• Set task:
Print out each record below, unaltered and complete, without its images.
........
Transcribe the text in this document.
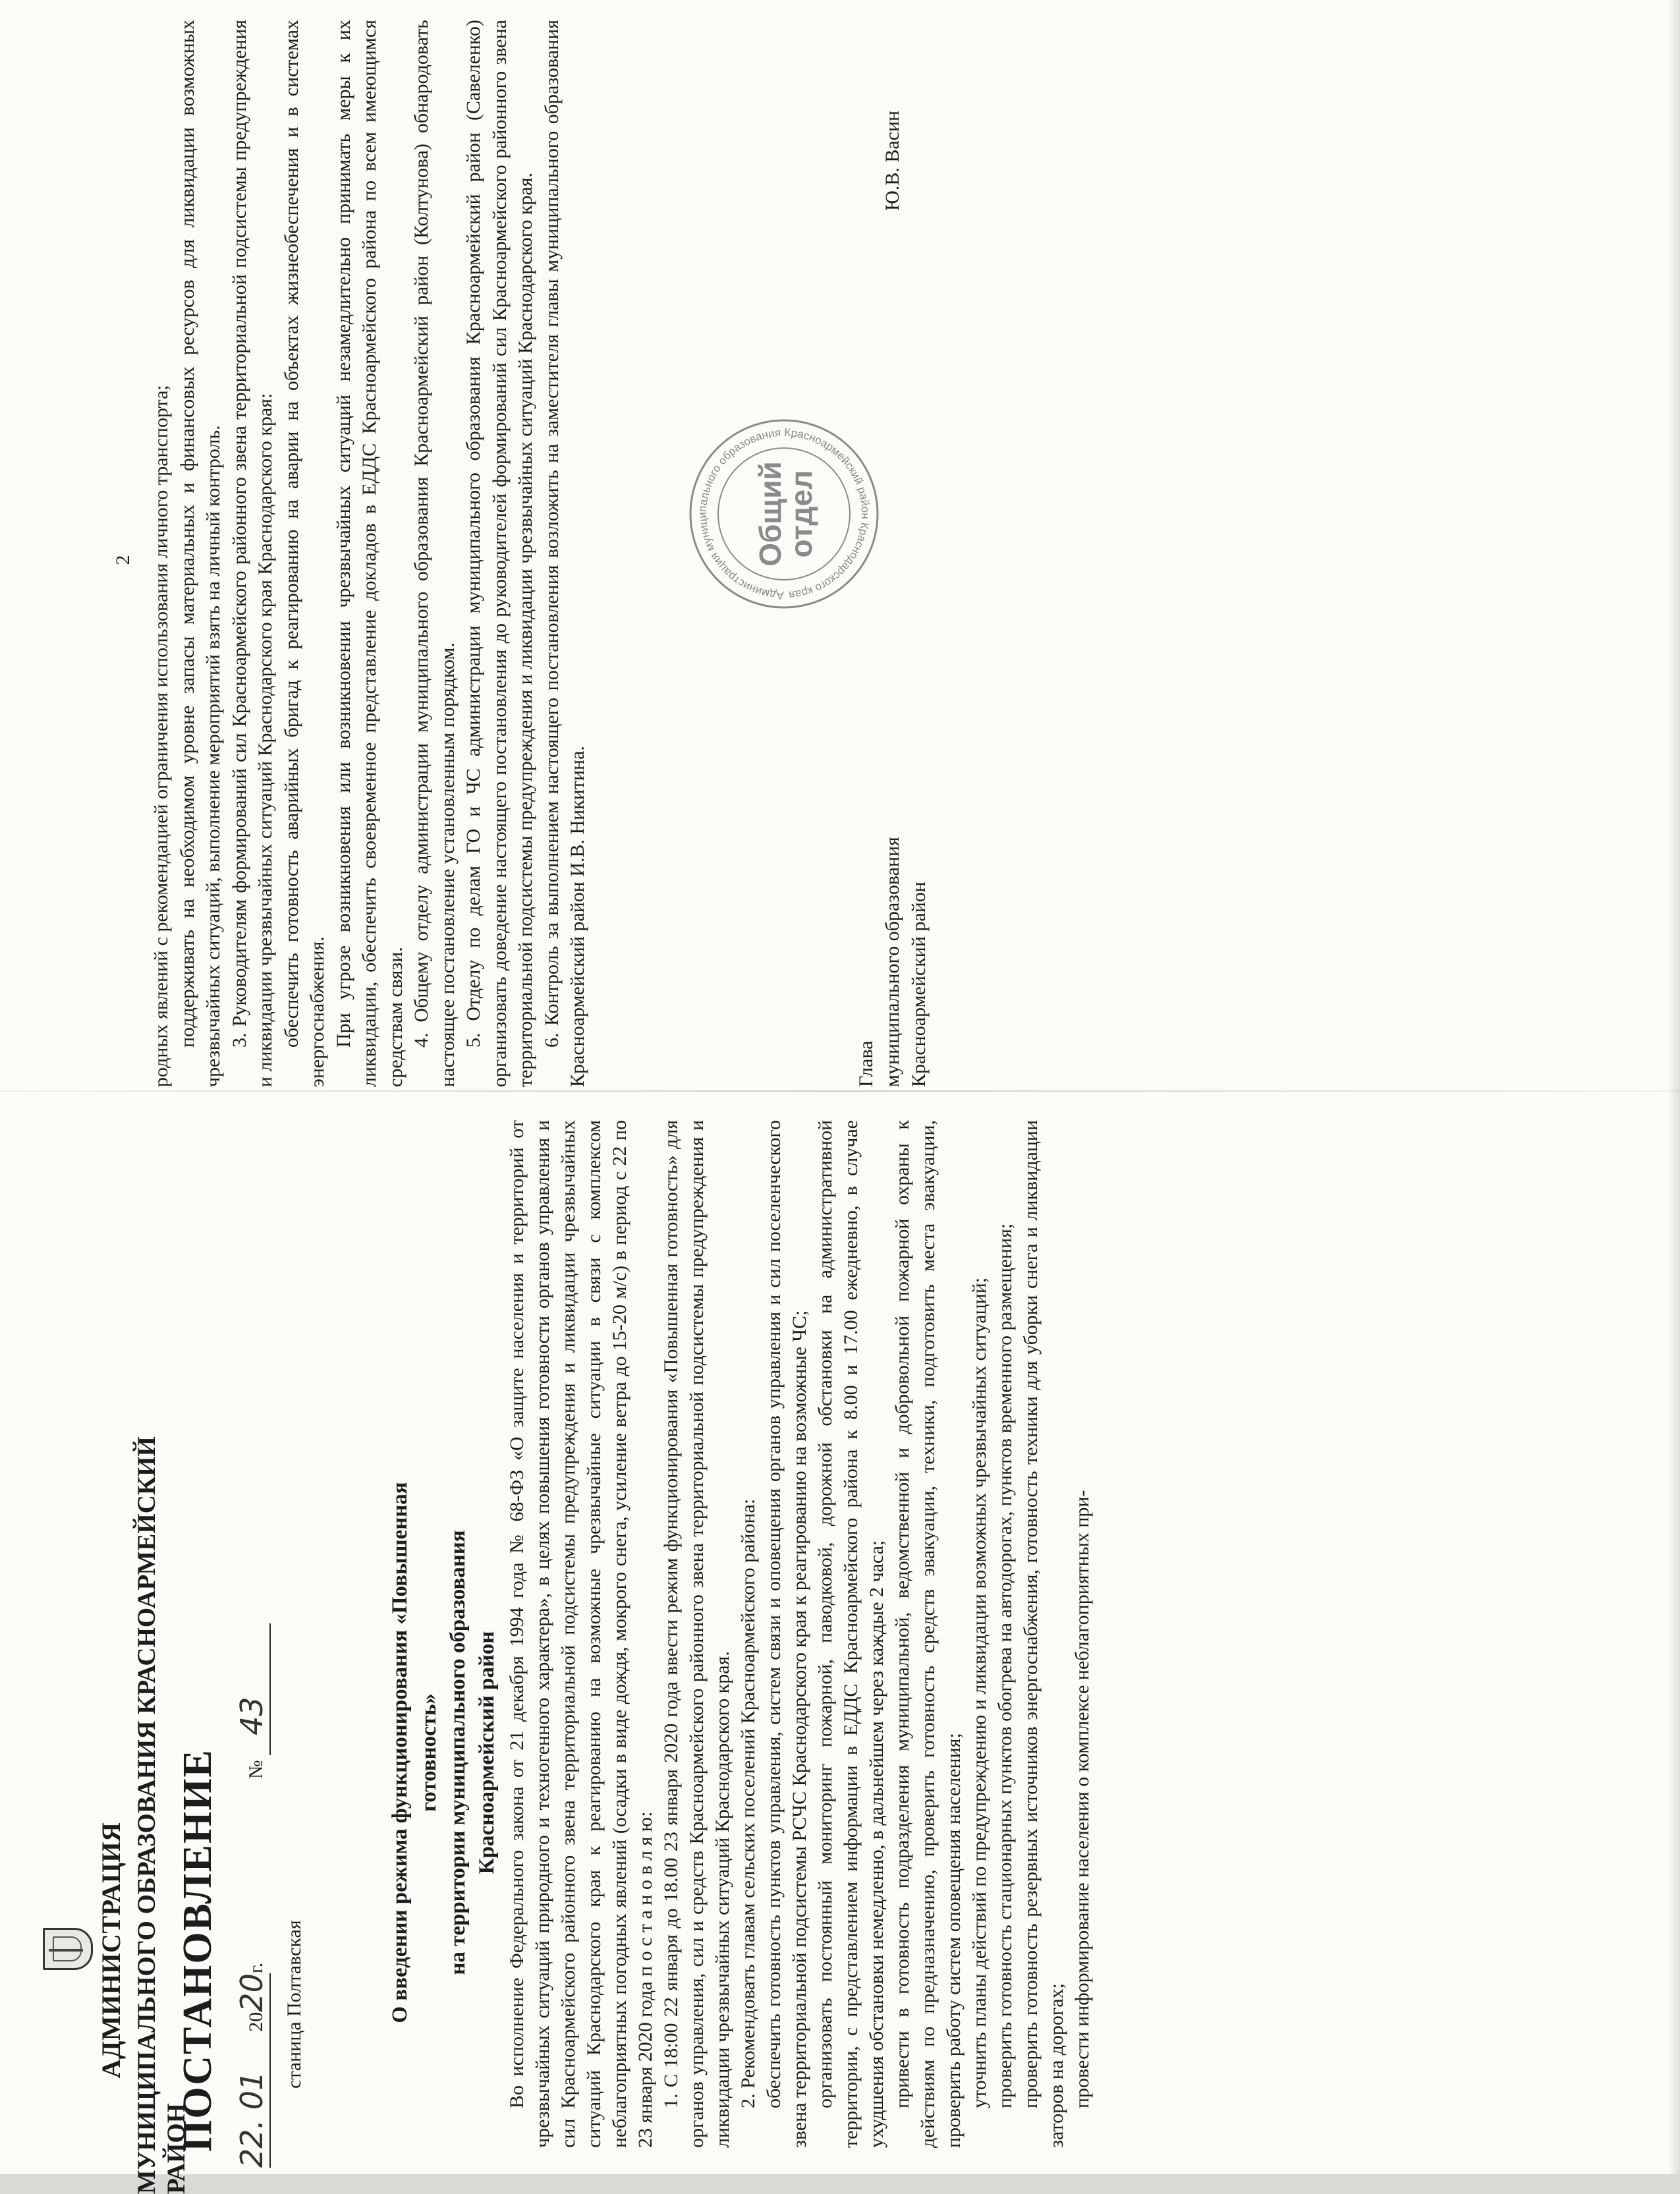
АДМИНИСТРАЦИЯ МУНИЦИПАЛЬНОГО ОБРАЗОВАНИЯ КРАСНОАРМЕЙСКИЙ РАЙОН
ПОСТАНОВЛЕНИЕ 22. 01        2020г.
№ 43
станица Полтавская	О введении режима функционирования «Повышенная готовность» на территории муниципального образования Красноармейский район Во исполнение Федерального закона от 21 декабря 1994 года № 68-ФЗ «О защите населения и территорий от чрезвычайных ситуаций природного и техногенного характера», в целях повышения готовности органов управления и сил Красноармейского районного звена территориальной подсистемы предупреждения и ликвидации чрезвычайных ситуаций Краснодарского края к реагированию на возможные чрезвычайные ситуации в связи с комплексом неблагоприятных погодных явлений (осадки в виде дождя, мокрого снега, усиление ветра до 15-20 м/с) в период с 22 по 23 января 2020 года п о с т а н о в л я ю: 1. С 18:00 22 января до 18.00 23 января 2020 года ввести режим функционирования «Повышенная готовность» для органов управления, сил и средств Красноармейского районного звена территориальной подсистемы предупреждения и ликвидации чрезвычайных ситуаций Краснодарского края. 2. Рекомендовать главам сельских поселений Красноармейского района: обеспечить готовность пунктов управления, систем связи и оповещения органов управления и сил поселенческого звена территориальной подсистемы РСЧС Краснодарского края к реагированию на возможные ЧС; организовать постоянный мониторинг пожарной, паводковой, дорожной обстановки на административной территории, с представлением информации в ЕДДС Красноармейского района к 8.00 и 17.00 ежедневно, в случае ухудшения обстановки немедленно, в дальнейшем через каждые 2 часа; привести в готовность подразделения муниципальной, ведомственной и добровольной пожарной охраны к действиям по предназначению, проверить готовность средств эвакуации, техники, подготовить места эвакуации, проверить работу систем оповещения населения; уточнить планы действий по предупреждению и ликвидации возможных чрезвычайных ситуаций; проверить готовность стационарных пунктов обогрева на автодорогах, пунктов временного размещения; проверить готовность резервных источников энергоснабжения, готовность техники для уборки снега и ликвидации заторов на дорогах; провести информирование населения о комплексе неблагоприятных при-

2 родных явлений с рекомендацией ограничения использования личного транспорта; поддерживать на необходимом уровне запасы материальных и финансовых ресурсов для ликвидации возможных чрезвычайных ситуаций, выполнение мероприятий взять на личный контроль. 3. Руководителям формирований сил Красноармейского районного звена территориальной подсистемы предупреждения и ликвидации чрезвычайных ситуаций Краснодарского края Краснодарского края: обеспечить готовность аварийных бригад к реагированию на аварии на объектах жизнеобеспечения и в системах энергоснабжения. При угрозе возникновения или возникновении чрезвычайных ситуаций незамедлительно принимать меры к их ликвидации, обеспечить своевременное представление докладов в ЕДДС Красноармейского района по всем имеющимся средствам связи. 4. Общему отделу администрации муниципального образования Красноармейский район (Колтунова) обнародовать настоящее постановление установленным порядком. 5. Отделу по делам ГО и ЧС администрации муниципального образования Красноармейский район (Савеленко) организовать доведение настоящего постановления до руководителей формирований сил Красноармейского районного звена территориальной подсистемы предупреждения и ликвидации чрезвычайных ситуаций Краснодарского края. 6. Контроль за выполнением настоящего постановления возложить на заместителя главы муниципального образования Красноармейский район И.В. Никитина.

Администрация муниципального образования Красноармейский район Краснодарского края
Общий
отдел
Глава муниципального образования Красноармейский район
Ю.В. Васин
........
• Answer for this exercise:
Transcribe the text in this document.
АДМИНИСТРАЦИЯ МУНИЦИПАЛЬНОГО ОБРАЗОВАНИЯ КРАСНОАРМЕЙСКИЙ РАЙОН
ПОСТАНОВЛЕНИЕ 22. 01        2020г.
№ 43
станица Полтавская	О введении режима функционирования «Повышенная готовность» на территории муниципального образования Красноармейский район Во исполнение Федерального закона от 21 декабря 1994 года № 68-ФЗ «О защите населения и территорий от чрезвычайных ситуаций природного и техногенного характера», в целях повышения готовности органов управления и сил Красноармейского районного звена территориальной подсистемы предупреждения и ликвидации чрезвычайных ситуаций Краснодарского края к реагированию на возможные чрезвычайные ситуации в связи с комплексом неблагоприятных погодных явлений (осадки в виде дождя, мокрого снега, усиление ветра до 15-20 м/с) в период с 22 по 23 января 2020 года п о с т а н о в л я ю: 1. С 18:00 22 января до 18.00 23 января 2020 года ввести режим функционирования «Повышенная готовность» для органов управления, сил и средств Красноармейского районного звена территориальной подсистемы предупреждения и ликвидации чрезвычайных ситуаций Краснодарского края. 2. Рекомендовать главам сельских поселений Красноармейского района: обеспечить готовность пунктов управления, систем связи и оповещения органов управления и сил поселенческого звена территориальной подсистемы РСЧС Краснодарского края к реагированию на возможные ЧС; организовать постоянный мониторинг пожарной, паводковой, дорожной обстановки на административной территории, с представлением информации в ЕДДС Красноармейского района к 8.00 и 17.00 ежедневно, в случае ухудшения обстановки немедленно, в дальнейшем через каждые 2 часа; привести в готовность подразделения муниципальной, ведомственной и добровольной пожарной охраны к действиям по предназначению, проверить готовность средств эвакуации, техники, подготовить места эвакуации, проверить работу систем оповещения населения; уточнить планы действий по предупреждению и ликвидации возможных чрезвычайных ситуаций; проверить готовность стационарных пунктов обогрева на автодорогах, пунктов временного размещения; проверить готовность резервных источников энергоснабжения, готовность техники для уборки снега и ликвидации заторов на дорогах; провести информирование населения о комплексе неблагоприятных при-

2 родных явлений с рекомендацией ограничения использования личного транспорта; поддерживать на необходимом уровне запасы материальных и финансовых ресурсов для ликвидации возможных чрезвычайных ситуаций, выполнение мероприятий взять на личный контроль. 3. Руководителям формирований сил Красноармейского районного звена территориальной подсистемы предупреждения и ликвидации чрезвычайных ситуаций Краснодарского края Краснодарского края: обеспечить готовность аварийных бригад к реагированию на аварии на объектах жизнеобеспечения и в системах энергоснабжения. При угрозе возникновения или возникновении чрезвычайных ситуаций незамедлительно принимать меры к их ликвидации, обеспечить своевременное представление докладов в ЕДДС Красноармейского района по всем имеющимся средствам связи. 4. Общему отделу администрации муниципального образования Красноармейский район (Колтунова) обнародовать настоящее постановление установленным порядком. 5. Отделу по делам ГО и ЧС администрации муниципального образования Красноармейский район (Савеленко) организовать доведение настоящего постановления до руководителей формирований сил Красноармейского районного звена территориальной подсистемы предупреждения и ликвидации чрезвычайных ситуаций Краснодарского края. 6. Контроль за выполнением настоящего постановления возложить на заместителя главы муниципального образования Красноармейский район И.В. Никитина.

Администрация муниципального образования Красноармейский район Краснодарского края
Общий
отдел
Глава муниципального образования Красноармейский район
Ю.В. Васин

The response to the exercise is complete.